-- The task --
Where the string "color" occurs in the material below, report the whole line.

━━━━━━━━

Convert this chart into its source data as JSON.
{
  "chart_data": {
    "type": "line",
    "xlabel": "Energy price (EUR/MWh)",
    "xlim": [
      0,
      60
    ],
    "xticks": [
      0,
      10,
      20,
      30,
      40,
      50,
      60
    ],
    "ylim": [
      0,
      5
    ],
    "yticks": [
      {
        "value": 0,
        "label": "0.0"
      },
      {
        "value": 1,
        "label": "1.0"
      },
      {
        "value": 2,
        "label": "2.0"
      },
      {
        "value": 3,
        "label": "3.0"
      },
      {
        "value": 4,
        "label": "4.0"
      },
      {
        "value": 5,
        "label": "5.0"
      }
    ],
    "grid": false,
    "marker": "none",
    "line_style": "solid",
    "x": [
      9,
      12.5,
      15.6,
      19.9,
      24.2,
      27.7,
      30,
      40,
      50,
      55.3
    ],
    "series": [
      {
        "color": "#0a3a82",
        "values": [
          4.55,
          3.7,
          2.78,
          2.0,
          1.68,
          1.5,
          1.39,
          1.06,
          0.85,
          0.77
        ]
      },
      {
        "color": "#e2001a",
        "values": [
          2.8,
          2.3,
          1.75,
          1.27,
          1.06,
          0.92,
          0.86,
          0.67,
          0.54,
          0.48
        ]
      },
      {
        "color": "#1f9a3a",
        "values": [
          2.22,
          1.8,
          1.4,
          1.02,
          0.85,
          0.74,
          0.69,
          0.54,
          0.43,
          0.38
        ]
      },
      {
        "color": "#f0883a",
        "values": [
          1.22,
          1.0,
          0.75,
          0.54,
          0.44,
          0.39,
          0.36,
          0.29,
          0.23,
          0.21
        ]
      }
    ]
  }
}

━━━━━━━━

-- Answer for this exercise --
        "color": "#0a3a82",
        "color": "#e2001a",
        "color": "#1f9a3a",
        "color": "#f0883a",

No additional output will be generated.